→ DATA TO USE

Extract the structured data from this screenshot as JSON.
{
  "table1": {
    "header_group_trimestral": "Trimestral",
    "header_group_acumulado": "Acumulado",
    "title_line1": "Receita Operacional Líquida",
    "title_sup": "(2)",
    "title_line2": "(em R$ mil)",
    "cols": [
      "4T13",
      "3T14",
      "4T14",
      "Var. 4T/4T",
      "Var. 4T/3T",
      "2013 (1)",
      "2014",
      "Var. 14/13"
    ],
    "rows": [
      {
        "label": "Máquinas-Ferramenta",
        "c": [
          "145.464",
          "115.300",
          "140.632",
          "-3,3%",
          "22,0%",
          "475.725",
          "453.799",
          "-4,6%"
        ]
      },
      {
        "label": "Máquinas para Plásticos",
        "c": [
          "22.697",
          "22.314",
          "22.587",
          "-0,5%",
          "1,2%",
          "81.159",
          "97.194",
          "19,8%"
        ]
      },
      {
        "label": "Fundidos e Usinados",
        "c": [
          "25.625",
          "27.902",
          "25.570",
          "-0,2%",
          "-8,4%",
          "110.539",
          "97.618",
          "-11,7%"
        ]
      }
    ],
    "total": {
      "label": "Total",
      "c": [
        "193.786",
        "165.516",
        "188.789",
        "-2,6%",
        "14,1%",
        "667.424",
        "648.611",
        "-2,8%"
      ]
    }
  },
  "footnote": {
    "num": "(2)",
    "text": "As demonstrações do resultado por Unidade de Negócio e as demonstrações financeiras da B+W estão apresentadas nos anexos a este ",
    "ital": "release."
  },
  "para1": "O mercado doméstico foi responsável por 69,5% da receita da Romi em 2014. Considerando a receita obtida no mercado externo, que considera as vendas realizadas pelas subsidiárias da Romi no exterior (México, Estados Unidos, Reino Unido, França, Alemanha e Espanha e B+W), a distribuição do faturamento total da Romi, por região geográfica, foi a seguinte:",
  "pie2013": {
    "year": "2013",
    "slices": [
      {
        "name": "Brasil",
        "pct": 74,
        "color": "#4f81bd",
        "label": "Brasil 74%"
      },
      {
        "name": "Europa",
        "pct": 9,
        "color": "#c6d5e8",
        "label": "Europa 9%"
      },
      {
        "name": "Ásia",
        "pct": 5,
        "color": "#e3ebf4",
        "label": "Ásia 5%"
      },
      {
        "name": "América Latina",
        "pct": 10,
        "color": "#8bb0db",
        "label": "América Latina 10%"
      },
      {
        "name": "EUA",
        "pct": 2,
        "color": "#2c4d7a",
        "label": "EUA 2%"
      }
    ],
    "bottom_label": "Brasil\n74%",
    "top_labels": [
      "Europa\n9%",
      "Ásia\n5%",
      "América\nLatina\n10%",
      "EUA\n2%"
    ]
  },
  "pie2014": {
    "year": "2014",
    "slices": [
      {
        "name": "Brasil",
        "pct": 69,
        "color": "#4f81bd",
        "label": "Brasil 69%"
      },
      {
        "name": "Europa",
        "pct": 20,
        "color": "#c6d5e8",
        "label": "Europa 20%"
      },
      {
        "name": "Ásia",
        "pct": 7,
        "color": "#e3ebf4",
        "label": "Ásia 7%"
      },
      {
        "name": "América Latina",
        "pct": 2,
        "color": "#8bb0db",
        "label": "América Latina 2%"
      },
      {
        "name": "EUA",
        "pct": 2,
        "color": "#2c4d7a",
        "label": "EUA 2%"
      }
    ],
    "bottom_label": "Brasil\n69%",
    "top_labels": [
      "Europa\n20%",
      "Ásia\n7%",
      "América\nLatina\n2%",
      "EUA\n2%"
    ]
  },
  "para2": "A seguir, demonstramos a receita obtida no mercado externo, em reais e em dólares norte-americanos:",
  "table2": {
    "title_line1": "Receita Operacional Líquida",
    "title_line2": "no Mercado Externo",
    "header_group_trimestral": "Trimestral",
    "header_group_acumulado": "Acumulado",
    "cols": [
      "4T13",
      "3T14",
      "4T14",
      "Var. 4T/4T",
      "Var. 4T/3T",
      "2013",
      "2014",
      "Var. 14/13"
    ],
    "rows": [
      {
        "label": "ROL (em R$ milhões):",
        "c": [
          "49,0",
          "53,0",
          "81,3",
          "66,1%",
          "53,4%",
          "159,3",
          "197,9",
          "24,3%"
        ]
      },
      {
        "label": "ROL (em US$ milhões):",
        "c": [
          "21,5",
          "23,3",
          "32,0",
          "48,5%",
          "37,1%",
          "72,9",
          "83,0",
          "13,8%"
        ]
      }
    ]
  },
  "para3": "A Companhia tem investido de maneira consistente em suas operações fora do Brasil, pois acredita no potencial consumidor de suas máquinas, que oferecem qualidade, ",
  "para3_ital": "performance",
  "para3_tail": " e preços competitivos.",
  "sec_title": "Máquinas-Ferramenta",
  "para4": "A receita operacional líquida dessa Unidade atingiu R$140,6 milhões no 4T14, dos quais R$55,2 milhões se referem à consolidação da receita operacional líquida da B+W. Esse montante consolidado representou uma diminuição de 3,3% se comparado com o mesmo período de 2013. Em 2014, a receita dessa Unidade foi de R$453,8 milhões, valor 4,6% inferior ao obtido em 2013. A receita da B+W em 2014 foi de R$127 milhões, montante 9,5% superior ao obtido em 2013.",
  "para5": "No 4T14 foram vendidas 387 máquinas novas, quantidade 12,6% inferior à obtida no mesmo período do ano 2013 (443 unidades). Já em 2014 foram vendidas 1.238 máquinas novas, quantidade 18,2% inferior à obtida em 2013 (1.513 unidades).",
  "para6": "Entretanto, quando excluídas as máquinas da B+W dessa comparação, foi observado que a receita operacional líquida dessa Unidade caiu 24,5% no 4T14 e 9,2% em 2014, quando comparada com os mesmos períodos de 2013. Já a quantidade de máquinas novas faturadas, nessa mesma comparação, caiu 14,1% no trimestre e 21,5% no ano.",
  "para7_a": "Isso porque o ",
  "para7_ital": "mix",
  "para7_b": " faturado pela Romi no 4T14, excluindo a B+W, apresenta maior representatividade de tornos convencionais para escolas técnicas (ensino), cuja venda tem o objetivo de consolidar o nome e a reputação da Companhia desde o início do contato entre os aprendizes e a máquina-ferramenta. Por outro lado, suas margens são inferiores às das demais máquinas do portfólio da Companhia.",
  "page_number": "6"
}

→ TASK TO COMPLETE
Every line of the data above should be reproduced word for word.

→ ANSWER TO THE EXERCISE
Extract the structured data from this screenshot as JSON.
{
  "table1": {
    "header_group_trimestral": "Trimestral",
    "header_group_acumulado": "Acumulado",
    "title_line1": "Receita Operacional Líquida",
    "title_sup": "(2)",
    "title_line2": "(em R$ mil)",
    "cols": [
      "4T13",
      "3T14",
      "4T14",
      "Var. 4T/4T",
      "Var. 4T/3T",
      "2013 (1)",
      "2014",
      "Var. 14/13"
    ],
    "rows": [
      {
        "label": "Máquinas-Ferramenta",
        "c": [
          "145.464",
          "115.300",
          "140.632",
          "-3,3%",
          "22,0%",
          "475.725",
          "453.799",
          "-4,6%"
        ]
      },
      {
        "label": "Máquinas para Plásticos",
        "c": [
          "22.697",
          "22.314",
          "22.587",
          "-0,5%",
          "1,2%",
          "81.159",
          "97.194",
          "19,8%"
        ]
      },
      {
        "label": "Fundidos e Usinados",
        "c": [
          "25.625",
          "27.902",
          "25.570",
          "-0,2%",
          "-8,4%",
          "110.539",
          "97.618",
          "-11,7%"
        ]
      }
    ],
    "total": {
      "label": "Total",
      "c": [
        "193.786",
        "165.516",
        "188.789",
        "-2,6%",
        "14,1%",
        "667.424",
        "648.611",
        "-2,8%"
      ]
    }
  },
  "footnote": {
    "num": "(2)",
    "text": "As demonstrações do resultado por Unidade de Negócio e as demonstrações financeiras da B+W estão apresentadas nos anexos a este ",
    "ital": "release."
  },
  "para1": "O mercado doméstico foi responsável por 69,5% da receita da Romi em 2014. Considerando a receita obtida no mercado externo, que considera as vendas realizadas pelas subsidiárias da Romi no exterior (México, Estados Unidos, Reino Unido, França, Alemanha e Espanha e B+W), a distribuição do faturamento total da Romi, por região geográfica, foi a seguinte:",
  "pie2013": {
    "year": "2013",
    "slices": [
      {
        "name": "Brasil",
        "pct": 74,
        "color": "#4f81bd",
        "label": "Brasil 74%"
      },
      {
        "name": "Europa",
        "pct": 9,
        "color": "#c6d5e8",
        "label": "Europa 9%"
      },
      {
        "name": "Ásia",
        "pct": 5,
        "color": "#e3ebf4",
        "label": "Ásia 5%"
      },
      {
        "name": "América Latina",
        "pct": 10,
        "color": "#8bb0db",
        "label": "América Latina 10%"
      },
      {
        "name": "EUA",
        "pct": 2,
        "color": "#2c4d7a",
        "label": "EUA 2%"
      }
    ],
    "bottom_label": "Brasil\n74%",
    "top_labels": [
      "Europa\n9%",
      "Ásia\n5%",
      "América\nLatina\n10%",
      "EUA\n2%"
    ]
  },
  "pie2014": {
    "year": "2014",
    "slices": [
      {
        "name": "Brasil",
        "pct": 69,
        "color": "#4f81bd",
        "label": "Brasil 69%"
      },
      {
        "name": "Europa",
        "pct": 20,
        "color": "#c6d5e8",
        "label": "Europa 20%"
      },
      {
        "name": "Ásia",
        "pct": 7,
        "color": "#e3ebf4",
        "label": "Ásia 7%"
      },
      {
        "name": "América Latina",
        "pct": 2,
        "color": "#8bb0db",
        "label": "América Latina 2%"
      },
      {
        "name": "EUA",
        "pct": 2,
        "color": "#2c4d7a",
        "label": "EUA 2%"
      }
    ],
    "bottom_label": "Brasil\n69%",
    "top_labels": [
      "Europa\n20%",
      "Ásia\n7%",
      "América\nLatina\n2%",
      "EUA\n2%"
    ]
  },
  "para2": "A seguir, demonstramos a receita obtida no mercado externo, em reais e em dólares norte-americanos:",
  "table2": {
    "title_line1": "Receita Operacional Líquida",
    "title_line2": "no Mercado Externo",
    "header_group_trimestral": "Trimestral",
    "header_group_acumulado": "Acumulado",
    "cols": [
      "4T13",
      "3T14",
      "4T14",
      "Var. 4T/4T",
      "Var. 4T/3T",
      "2013",
      "2014",
      "Var. 14/13"
    ],
    "rows": [
      {
        "label": "ROL (em R$ milhões):",
        "c": [
          "49,0",
          "53,0",
          "81,3",
          "66,1%",
          "53,4%",
          "159,3",
          "197,9",
          "24,3%"
        ]
      },
      {
        "label": "ROL (em US$ milhões):",
        "c": [
          "21,5",
          "23,3",
          "32,0",
          "48,5%",
          "37,1%",
          "72,9",
          "83,0",
          "13,8%"
        ]
      }
    ]
  },
  "para3": "A Companhia tem investido de maneira consistente em suas operações fora do Brasil, pois acredita no potencial consumidor de suas máquinas, que oferecem qualidade, ",
  "para3_ital": "performance",
  "para3_tail": " e preços competitivos.",
  "sec_title": "Máquinas-Ferramenta",
  "para4": "A receita operacional líquida dessa Unidade atingiu R$140,6 milhões no 4T14, dos quais R$55,2 milhões se referem à consolidação da receita operacional líquida da B+W. Esse montante consolidado representou uma diminuição de 3,3% se comparado com o mesmo período de 2013. Em 2014, a receita dessa Unidade foi de R$453,8 milhões, valor 4,6% inferior ao obtido em 2013. A receita da B+W em 2014 foi de R$127 milhões, montante 9,5% superior ao obtido em 2013.",
  "para5": "No 4T14 foram vendidas 387 máquinas novas, quantidade 12,6% inferior à obtida no mesmo período do ano 2013 (443 unidades). Já em 2014 foram vendidas 1.238 máquinas novas, quantidade 18,2% inferior à obtida em 2013 (1.513 unidades).",
  "para6": "Entretanto, quando excluídas as máquinas da B+W dessa comparação, foi observado que a receita operacional líquida dessa Unidade caiu 24,5% no 4T14 e 9,2% em 2014, quando comparada com os mesmos períodos de 2013. Já a quantidade de máquinas novas faturadas, nessa mesma comparação, caiu 14,1% no trimestre e 21,5% no ano.",
  "para7_a": "Isso porque o ",
  "para7_ital": "mix",
  "para7_b": " faturado pela Romi no 4T14, excluindo a B+W, apresenta maior representatividade de tornos convencionais para escolas técnicas (ensino), cuja venda tem o objetivo de consolidar o nome e a reputação da Companhia desde o início do contato entre os aprendizes e a máquina-ferramenta. Por outro lado, suas margens são inferiores às das demais máquinas do portfólio da Companhia.",
  "page_number": "6"
}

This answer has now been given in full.